Request: List each line of the data that holds the word "JSON".
----- Data shown -----
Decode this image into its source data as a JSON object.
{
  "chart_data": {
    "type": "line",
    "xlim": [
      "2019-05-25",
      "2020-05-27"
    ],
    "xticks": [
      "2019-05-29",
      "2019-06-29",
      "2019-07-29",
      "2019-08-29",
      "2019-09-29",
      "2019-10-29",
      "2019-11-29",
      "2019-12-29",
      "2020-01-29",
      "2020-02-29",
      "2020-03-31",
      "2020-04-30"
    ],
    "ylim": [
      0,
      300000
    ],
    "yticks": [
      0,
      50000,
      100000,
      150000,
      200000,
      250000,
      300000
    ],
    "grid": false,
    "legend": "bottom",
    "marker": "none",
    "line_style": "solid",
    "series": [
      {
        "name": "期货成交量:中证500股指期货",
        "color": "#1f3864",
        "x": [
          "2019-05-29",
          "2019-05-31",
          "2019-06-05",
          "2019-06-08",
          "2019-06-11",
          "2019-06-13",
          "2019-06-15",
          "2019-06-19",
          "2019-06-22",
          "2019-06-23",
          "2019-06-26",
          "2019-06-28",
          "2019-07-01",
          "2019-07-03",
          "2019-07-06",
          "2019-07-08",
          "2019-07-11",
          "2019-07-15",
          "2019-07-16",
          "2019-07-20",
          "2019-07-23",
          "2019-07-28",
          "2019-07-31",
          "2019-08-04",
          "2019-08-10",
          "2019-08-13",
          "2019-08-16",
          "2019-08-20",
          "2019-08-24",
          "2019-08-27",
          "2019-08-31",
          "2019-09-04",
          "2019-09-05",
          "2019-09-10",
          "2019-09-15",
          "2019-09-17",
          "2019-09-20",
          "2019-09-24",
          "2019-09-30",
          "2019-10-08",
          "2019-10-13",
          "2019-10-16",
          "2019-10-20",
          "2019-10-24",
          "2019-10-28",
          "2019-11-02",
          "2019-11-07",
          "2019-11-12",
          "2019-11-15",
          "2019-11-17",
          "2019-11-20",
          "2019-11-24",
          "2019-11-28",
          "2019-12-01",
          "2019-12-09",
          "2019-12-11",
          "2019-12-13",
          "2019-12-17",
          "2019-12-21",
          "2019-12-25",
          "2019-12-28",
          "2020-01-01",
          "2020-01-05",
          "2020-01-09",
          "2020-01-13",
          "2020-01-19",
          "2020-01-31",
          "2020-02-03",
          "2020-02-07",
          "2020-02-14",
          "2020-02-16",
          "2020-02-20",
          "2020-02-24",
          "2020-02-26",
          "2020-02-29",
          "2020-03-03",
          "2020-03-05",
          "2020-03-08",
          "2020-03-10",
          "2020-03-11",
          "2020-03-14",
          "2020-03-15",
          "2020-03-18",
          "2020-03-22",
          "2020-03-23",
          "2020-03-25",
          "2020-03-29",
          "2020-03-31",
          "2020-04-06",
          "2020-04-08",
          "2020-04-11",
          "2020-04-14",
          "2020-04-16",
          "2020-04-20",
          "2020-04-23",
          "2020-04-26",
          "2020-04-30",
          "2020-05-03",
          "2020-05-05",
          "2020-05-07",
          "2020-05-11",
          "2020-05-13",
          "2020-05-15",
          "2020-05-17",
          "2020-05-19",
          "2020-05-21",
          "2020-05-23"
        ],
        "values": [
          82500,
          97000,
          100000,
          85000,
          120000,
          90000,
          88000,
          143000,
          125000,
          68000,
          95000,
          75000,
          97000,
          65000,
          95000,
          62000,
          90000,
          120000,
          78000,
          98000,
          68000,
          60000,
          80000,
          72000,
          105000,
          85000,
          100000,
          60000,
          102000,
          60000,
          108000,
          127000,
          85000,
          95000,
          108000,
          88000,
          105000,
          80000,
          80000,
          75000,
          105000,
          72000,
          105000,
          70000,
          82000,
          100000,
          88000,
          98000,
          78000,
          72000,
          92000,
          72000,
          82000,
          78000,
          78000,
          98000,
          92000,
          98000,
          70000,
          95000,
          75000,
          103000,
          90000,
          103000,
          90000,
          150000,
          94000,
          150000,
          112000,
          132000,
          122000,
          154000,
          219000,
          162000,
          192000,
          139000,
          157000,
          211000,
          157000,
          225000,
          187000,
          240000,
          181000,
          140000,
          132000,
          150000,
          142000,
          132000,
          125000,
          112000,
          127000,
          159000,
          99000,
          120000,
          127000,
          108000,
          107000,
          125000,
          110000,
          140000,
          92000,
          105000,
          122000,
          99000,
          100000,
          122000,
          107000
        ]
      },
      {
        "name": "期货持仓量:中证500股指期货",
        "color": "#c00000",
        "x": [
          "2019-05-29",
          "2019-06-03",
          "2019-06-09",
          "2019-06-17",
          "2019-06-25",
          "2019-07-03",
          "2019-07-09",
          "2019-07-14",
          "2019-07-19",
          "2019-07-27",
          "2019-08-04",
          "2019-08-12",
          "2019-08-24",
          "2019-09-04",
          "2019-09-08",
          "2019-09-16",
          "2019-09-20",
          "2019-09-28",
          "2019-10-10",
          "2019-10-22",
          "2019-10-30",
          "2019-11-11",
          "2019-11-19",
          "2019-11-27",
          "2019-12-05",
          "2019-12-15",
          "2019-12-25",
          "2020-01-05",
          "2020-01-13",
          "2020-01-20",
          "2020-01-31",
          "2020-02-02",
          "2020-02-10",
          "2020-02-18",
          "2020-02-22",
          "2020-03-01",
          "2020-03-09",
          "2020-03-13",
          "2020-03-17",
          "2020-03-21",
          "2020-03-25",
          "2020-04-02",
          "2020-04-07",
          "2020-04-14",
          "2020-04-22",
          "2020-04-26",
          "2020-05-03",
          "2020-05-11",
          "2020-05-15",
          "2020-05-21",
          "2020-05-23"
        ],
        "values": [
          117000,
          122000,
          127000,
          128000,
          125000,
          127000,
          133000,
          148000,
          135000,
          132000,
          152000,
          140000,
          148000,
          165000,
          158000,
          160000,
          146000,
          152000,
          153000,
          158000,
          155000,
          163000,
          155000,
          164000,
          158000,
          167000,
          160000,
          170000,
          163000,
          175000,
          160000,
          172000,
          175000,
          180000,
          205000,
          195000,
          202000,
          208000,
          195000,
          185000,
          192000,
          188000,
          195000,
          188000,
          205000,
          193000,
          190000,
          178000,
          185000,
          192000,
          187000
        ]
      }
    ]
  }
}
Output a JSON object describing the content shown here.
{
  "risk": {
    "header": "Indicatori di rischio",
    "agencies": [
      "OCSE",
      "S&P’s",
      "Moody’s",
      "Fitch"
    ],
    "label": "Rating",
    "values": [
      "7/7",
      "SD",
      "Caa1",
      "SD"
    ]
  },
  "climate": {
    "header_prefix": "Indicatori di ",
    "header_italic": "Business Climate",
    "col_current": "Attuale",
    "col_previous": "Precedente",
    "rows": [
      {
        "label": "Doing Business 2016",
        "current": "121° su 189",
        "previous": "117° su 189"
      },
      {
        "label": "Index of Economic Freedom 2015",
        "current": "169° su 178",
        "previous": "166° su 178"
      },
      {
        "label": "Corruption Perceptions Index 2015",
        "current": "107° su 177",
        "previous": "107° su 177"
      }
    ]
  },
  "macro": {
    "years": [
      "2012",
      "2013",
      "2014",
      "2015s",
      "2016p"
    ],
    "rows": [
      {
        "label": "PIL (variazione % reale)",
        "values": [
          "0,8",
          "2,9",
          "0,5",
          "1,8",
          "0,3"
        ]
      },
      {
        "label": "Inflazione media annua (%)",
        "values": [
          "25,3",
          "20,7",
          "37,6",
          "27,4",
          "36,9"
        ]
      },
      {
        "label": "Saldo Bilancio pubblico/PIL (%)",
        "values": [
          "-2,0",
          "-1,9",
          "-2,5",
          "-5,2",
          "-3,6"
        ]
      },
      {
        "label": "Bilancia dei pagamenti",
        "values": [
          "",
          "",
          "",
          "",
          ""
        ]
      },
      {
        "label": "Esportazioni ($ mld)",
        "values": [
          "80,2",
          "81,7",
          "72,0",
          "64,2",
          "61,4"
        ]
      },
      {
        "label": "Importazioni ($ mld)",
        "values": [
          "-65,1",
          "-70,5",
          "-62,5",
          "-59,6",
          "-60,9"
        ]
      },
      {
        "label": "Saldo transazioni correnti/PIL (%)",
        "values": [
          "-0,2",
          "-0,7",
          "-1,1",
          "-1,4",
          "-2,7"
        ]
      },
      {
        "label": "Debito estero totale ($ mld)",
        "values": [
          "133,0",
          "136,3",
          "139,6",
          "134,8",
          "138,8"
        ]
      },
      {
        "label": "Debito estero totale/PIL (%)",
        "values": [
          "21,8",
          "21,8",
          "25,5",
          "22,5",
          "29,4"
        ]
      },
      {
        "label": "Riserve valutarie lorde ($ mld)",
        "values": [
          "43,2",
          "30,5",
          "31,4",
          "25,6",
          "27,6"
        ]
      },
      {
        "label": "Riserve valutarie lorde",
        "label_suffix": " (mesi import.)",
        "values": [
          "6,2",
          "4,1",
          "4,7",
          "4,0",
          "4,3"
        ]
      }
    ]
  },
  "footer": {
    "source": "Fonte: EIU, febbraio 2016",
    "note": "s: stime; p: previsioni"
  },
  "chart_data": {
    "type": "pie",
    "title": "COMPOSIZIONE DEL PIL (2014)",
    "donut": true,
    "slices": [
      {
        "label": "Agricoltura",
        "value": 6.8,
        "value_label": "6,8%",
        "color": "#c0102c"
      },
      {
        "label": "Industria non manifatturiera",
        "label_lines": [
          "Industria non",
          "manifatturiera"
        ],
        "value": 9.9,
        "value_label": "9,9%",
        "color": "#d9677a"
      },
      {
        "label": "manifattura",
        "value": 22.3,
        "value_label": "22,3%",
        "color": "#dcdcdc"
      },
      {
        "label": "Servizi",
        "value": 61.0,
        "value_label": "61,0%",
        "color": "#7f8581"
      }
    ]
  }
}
-----
Final result:
Decode this image into its source data as a JSON object.
Output a JSON object describing the content shown here.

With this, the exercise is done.